TASK DIRECTIONS: Which lines in the material below contain the word "Λογισμικού"? Copy each of them.

Records from a collection:
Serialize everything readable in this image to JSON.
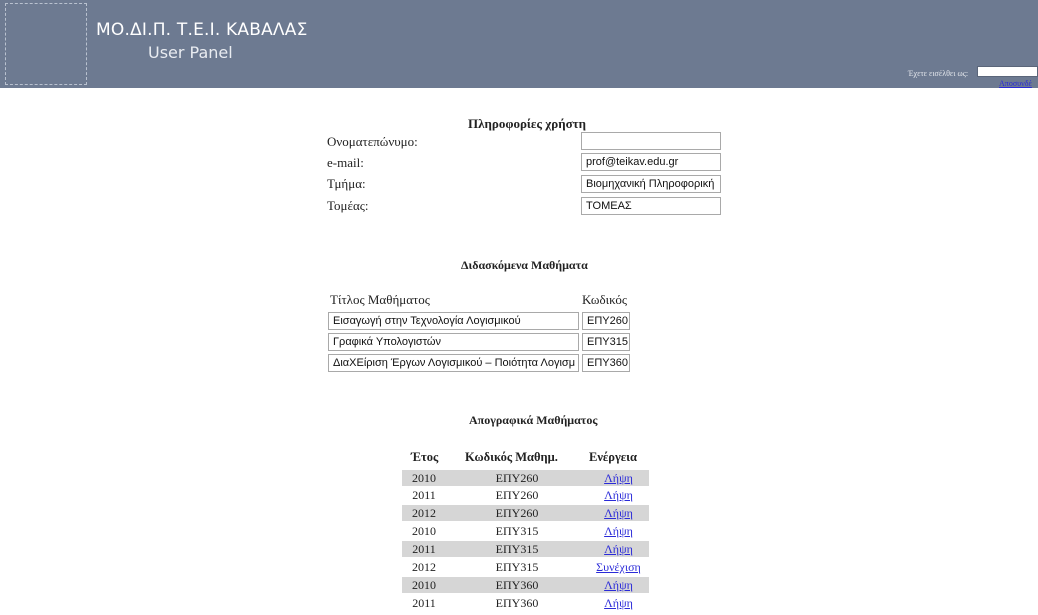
{
  "header": {
    "site_title": "ΜΟ.ΔΙ.Π. Τ.Ε.Ι. ΚΑΒΑΛΑΣ",
    "site_subtitle": "User Panel",
    "login_label": "Έχετε εισέλθει ως:",
    "login_value": "",
    "logout_label": "Αποσυνδέ"
  },
  "user_info": {
    "title": "Πληροφορίες χρήστη",
    "fields": [
      {
        "label": "Ονοματεπώνυμο:",
        "value": ""
      },
      {
        "label": "e-mail:",
        "value": "prof@teikav.edu.gr"
      },
      {
        "label": "Τμήμα:",
        "value": "Βιομηχανική Πληροφορική"
      },
      {
        "label": "Τομέας:",
        "value": "ΤΟΜΕΑΣ"
      }
    ]
  },
  "courses": {
    "title": "Διδασκόμενα Μαθήματα",
    "col_title": "Τίτλος Μαθήματος",
    "col_code": "Κωδικός",
    "rows": [
      {
        "title": "Εισαγωγή στην Τεχνολογία Λογισμικού",
        "code": "ΕΠΥ260"
      },
      {
        "title": "Γραφικά Υπολογιστών",
        "code": "ΕΠΥ315"
      },
      {
        "title": "ΔιαΧΕίριση Έργων Λογισμικού – Ποιότητα Λογισμ",
        "code": "ΕΠΥ360"
      }
    ]
  },
  "records": {
    "title": "Απογραφικά Μαθήματος",
    "col_year": "Έτος",
    "col_code": "Κωδικός Μαθημ.",
    "col_action": "Ενέργεια",
    "rows": [
      {
        "year": "2010",
        "code": "ΕΠΥ260",
        "action": "Λήψη"
      },
      {
        "year": "2011",
        "code": "ΕΠΥ260",
        "action": "Λήψη"
      },
      {
        "year": "2012",
        "code": "ΕΠΥ260",
        "action": "Λήψη"
      },
      {
        "year": "2010",
        "code": "ΕΠΥ315",
        "action": "Λήψη"
      },
      {
        "year": "2011",
        "code": "ΕΠΥ315",
        "action": "Λήψη"
      },
      {
        "year": "2012",
        "code": "ΕΠΥ315",
        "action": "Συνέχιση"
      },
      {
        "year": "2010",
        "code": "ΕΠΥ360",
        "action": "Λήψη"
      },
      {
        "year": "2011",
        "code": "ΕΠΥ360",
        "action": "Λήψη"
      }
    ]
  }
}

FINISHED ANSWER:
        "title": "Εισαγωγή στην Τεχνολογία Λογισμικού",
        "title": "ΔιαΧΕίριση Έργων Λογισμικού – Ποιότητα Λογισμ",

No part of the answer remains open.